• TASK ITEM: Please give back each line below unchanged; none of the pictures should appear.

• RECORDS TO USE:
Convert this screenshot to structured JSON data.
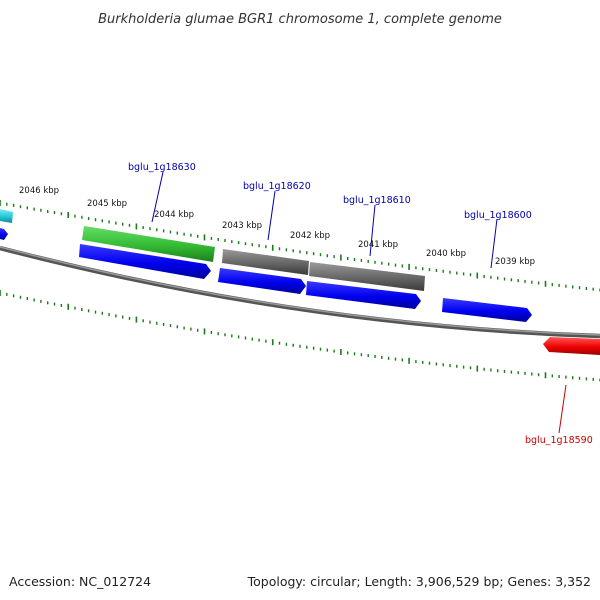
{
  "title": "Burkholderia glumae BGR1 chromosome 1, complete genome",
  "footer": {
    "accession": "Accession: NC_012724",
    "summary": "Topology: circular; Length: 3,906,529 bp; Genes: 3,352"
  },
  "colors": {
    "backbone": "#777777",
    "tick": "#1a7a1a",
    "blue_gene": "#0000ee",
    "green_gene": "#33bb33",
    "gray_gene": "#666666",
    "red_gene": "#ee0000",
    "cyan_gene": "#22c8d8",
    "label_blue": "#0000aa",
    "label_red": "#cc0000"
  },
  "kbp_labels": [
    "2046 kbp",
    "2045 kbp",
    "2044 kbp",
    "2043 kbp",
    "2042 kbp",
    "2041 kbp",
    "2040 kbp",
    "2039 kbp"
  ],
  "gene_labels": [
    {
      "text": "bglu_1g18630",
      "color": "label_blue"
    },
    {
      "text": "bglu_1g18620",
      "color": "label_blue"
    },
    {
      "text": "bglu_1g18610",
      "color": "label_blue"
    },
    {
      "text": "bglu_1g18600",
      "color": "label_blue"
    },
    {
      "text": "bglu_1g18590",
      "color": "label_red"
    }
  ]
}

• TASK OUTPUT:
Convert this screenshot to structured JSON data.
{
  "title": "Burkholderia glumae BGR1 chromosome 1, complete genome",
  "footer": {
    "accession": "Accession: NC_012724",
    "summary": "Topology: circular; Length: 3,906,529 bp; Genes: 3,352"
  },
  "colors": {
    "backbone": "#777777",
    "tick": "#1a7a1a",
    "blue_gene": "#0000ee",
    "green_gene": "#33bb33",
    "gray_gene": "#666666",
    "red_gene": "#ee0000",
    "cyan_gene": "#22c8d8",
    "label_blue": "#0000aa",
    "label_red": "#cc0000"
  },
  "kbp_labels": [
    "2046 kbp",
    "2045 kbp",
    "2044 kbp",
    "2043 kbp",
    "2042 kbp",
    "2041 kbp",
    "2040 kbp",
    "2039 kbp"
  ],
  "gene_labels": [
    {
      "text": "bglu_1g18630",
      "color": "label_blue"
    },
    {
      "text": "bglu_1g18620",
      "color": "label_blue"
    },
    {
      "text": "bglu_1g18610",
      "color": "label_blue"
    },
    {
      "text": "bglu_1g18600",
      "color": "label_blue"
    },
    {
      "text": "bglu_1g18590",
      "color": "label_red"
    }
  ]
}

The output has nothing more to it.